-- EXERCISE BRIEF --
Copy the data exactly, starting with the line that contains "student-line: 学生自主练习 xyxy=(544,308,649,328)" and ending with the line that contains "stage-char: 结 xyxy=(126,999,144,1019)", both included.

○ ○ ○ ○

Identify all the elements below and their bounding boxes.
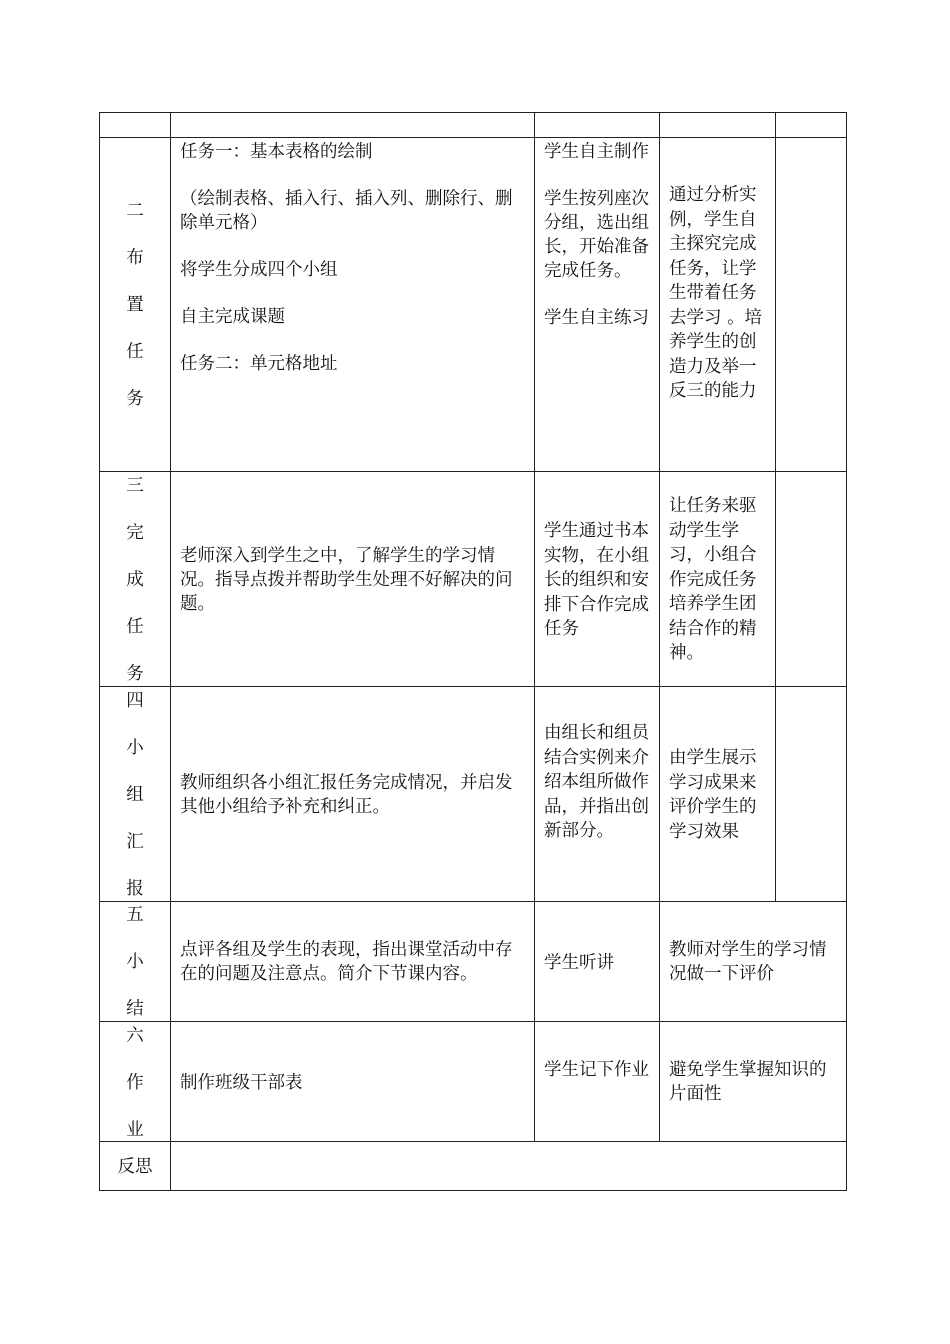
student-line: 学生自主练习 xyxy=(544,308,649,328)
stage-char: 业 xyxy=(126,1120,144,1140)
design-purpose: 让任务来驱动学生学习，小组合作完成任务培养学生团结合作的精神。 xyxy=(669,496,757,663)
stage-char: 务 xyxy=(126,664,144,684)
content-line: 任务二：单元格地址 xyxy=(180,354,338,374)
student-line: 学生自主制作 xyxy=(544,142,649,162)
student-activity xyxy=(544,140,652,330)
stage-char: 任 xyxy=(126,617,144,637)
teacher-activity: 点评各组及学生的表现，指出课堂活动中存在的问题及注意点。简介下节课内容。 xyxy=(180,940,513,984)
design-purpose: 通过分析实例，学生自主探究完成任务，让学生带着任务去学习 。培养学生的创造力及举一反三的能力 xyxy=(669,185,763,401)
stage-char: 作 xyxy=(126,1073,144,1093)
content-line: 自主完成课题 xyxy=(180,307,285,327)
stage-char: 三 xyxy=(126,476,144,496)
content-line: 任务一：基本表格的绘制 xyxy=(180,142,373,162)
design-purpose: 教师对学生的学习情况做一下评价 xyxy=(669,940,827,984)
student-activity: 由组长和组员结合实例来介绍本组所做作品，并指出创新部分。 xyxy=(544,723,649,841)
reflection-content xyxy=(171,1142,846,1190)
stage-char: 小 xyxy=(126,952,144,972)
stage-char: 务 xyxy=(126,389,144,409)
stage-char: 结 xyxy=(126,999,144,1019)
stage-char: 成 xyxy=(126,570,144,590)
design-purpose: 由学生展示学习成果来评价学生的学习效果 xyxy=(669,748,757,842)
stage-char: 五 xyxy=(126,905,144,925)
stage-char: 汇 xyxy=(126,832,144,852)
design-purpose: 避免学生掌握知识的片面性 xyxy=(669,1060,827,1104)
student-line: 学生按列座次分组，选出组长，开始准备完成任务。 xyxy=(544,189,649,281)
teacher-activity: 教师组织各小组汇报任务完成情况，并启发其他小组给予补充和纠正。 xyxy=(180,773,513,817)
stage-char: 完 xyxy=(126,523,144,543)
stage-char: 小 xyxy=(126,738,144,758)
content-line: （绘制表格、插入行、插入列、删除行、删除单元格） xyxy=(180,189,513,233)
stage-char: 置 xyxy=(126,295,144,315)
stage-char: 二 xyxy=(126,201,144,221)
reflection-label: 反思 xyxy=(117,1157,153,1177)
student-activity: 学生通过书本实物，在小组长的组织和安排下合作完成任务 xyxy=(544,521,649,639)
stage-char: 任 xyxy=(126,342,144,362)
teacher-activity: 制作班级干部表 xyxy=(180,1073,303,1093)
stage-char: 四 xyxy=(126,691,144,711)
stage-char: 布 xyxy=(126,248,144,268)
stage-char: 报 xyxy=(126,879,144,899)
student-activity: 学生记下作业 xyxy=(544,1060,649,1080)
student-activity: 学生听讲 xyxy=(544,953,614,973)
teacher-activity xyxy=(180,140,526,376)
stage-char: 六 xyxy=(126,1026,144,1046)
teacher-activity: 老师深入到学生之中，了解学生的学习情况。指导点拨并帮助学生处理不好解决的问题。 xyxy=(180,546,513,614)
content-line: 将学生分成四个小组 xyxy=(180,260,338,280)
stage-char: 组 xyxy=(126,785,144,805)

○ ○ ○ ○

-- ANSWER TO THIS EXERCISE --
student-line: 学生自主练习 xyxy=(544,308,649,328)
stage-char: 业 xyxy=(126,1120,144,1140)
design-purpose: 让任务来驱动学生学习，小组合作完成任务培养学生团结合作的精神。 xyxy=(669,496,757,663)
stage-char: 务 xyxy=(126,664,144,684)
content-line: 任务二：单元格地址 xyxy=(180,354,338,374)
student-line: 学生自主制作 xyxy=(544,142,649,162)
student-activity xyxy=(544,140,652,330)
stage-char: 任 xyxy=(126,617,144,637)
teacher-activity: 点评各组及学生的表现，指出课堂活动中存在的问题及注意点。简介下节课内容。 xyxy=(180,940,513,984)
design-purpose: 通过分析实例，学生自主探究完成任务，让学生带着任务去学习 。培养学生的创造力及举一反三的能力 xyxy=(669,185,763,401)
stage-char: 作 xyxy=(126,1073,144,1093)
content-line: 自主完成课题 xyxy=(180,307,285,327)
stage-char: 三 xyxy=(126,476,144,496)
content-line: 任务一：基本表格的绘制 xyxy=(180,142,373,162)
design-purpose: 教师对学生的学习情况做一下评价 xyxy=(669,940,827,984)
student-activity: 由组长和组员结合实例来介绍本组所做作品，并指出创新部分。 xyxy=(544,723,649,841)
reflection-content xyxy=(171,1142,846,1190)
stage-char: 小 xyxy=(126,952,144,972)
stage-char: 务 xyxy=(126,389,144,409)
stage-char: 结 xyxy=(126,999,144,1019)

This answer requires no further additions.